Stored records:
· · · ·

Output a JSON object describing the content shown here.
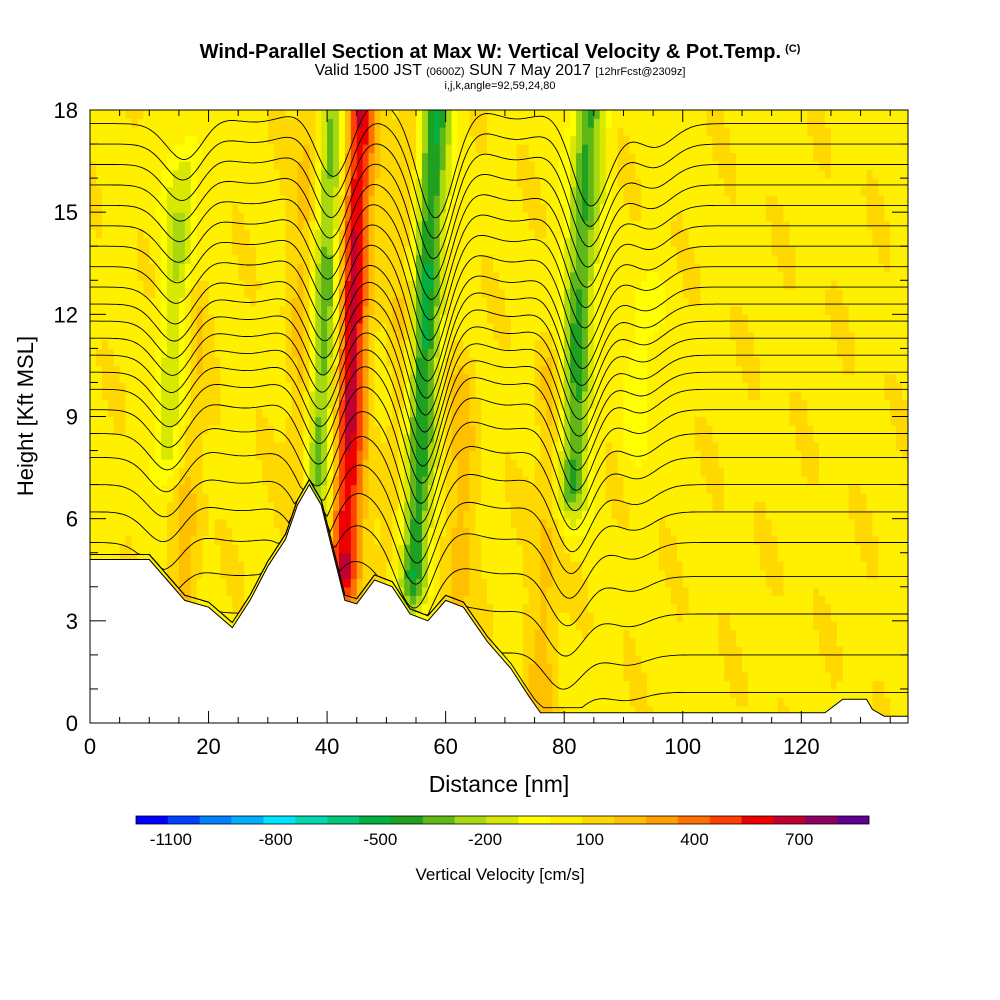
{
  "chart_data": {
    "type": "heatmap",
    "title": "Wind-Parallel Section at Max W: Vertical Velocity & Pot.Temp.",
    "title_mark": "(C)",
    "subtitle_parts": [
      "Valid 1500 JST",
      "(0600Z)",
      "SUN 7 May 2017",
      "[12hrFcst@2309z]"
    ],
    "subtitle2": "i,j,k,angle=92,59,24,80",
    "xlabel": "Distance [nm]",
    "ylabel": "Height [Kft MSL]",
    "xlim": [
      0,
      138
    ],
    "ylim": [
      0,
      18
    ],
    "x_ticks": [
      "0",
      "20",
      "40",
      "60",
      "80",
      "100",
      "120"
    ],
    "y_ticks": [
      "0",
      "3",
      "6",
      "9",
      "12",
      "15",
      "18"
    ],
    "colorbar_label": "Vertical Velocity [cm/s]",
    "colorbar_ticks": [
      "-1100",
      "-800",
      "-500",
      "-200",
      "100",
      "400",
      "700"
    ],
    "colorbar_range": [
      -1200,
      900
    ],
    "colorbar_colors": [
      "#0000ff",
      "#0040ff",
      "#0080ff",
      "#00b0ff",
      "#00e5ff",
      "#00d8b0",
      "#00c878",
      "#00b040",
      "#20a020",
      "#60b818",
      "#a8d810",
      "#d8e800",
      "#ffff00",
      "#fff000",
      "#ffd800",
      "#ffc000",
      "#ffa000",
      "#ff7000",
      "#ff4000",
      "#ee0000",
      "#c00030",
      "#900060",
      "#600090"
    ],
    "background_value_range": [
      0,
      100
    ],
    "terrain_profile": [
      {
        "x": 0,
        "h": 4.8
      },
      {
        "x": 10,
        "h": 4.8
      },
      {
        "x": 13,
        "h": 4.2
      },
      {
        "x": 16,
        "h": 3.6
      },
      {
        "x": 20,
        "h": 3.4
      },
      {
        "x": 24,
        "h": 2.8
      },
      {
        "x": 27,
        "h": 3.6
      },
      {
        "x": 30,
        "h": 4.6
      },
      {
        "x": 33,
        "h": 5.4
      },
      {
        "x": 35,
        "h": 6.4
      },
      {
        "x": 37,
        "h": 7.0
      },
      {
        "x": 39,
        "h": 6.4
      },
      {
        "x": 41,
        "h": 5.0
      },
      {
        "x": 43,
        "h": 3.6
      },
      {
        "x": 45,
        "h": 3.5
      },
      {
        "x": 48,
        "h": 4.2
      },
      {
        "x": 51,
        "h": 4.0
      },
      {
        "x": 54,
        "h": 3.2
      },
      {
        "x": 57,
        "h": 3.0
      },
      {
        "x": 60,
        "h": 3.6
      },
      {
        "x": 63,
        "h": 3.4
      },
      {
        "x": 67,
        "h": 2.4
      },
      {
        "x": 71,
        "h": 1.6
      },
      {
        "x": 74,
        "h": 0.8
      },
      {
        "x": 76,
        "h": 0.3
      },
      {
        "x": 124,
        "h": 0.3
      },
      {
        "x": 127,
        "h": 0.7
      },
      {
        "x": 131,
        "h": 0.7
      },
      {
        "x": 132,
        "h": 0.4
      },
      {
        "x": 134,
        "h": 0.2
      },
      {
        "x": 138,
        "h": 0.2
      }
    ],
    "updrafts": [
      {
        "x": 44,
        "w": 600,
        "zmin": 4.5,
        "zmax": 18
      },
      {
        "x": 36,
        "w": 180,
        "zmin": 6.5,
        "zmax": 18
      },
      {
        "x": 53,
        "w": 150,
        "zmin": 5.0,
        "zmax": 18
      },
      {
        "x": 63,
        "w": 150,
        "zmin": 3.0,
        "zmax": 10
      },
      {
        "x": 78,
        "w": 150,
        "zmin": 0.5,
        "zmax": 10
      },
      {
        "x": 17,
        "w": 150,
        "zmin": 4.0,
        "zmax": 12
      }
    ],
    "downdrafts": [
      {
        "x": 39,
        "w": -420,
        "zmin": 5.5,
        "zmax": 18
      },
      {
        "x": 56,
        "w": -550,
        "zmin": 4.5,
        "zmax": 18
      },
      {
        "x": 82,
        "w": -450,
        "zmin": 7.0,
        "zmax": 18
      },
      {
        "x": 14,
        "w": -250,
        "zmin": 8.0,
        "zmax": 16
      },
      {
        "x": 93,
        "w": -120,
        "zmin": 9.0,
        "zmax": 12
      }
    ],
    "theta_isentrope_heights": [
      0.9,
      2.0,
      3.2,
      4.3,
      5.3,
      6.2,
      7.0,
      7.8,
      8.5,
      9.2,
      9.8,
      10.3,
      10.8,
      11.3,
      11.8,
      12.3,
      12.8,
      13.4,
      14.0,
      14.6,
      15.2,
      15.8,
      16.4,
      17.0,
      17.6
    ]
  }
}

· · · ·

WHAT YOU SHOULD DO: Work out how many lines above contain the word "Vertical". Give only the number.

RESULT FOR THIS EXERCISE: 2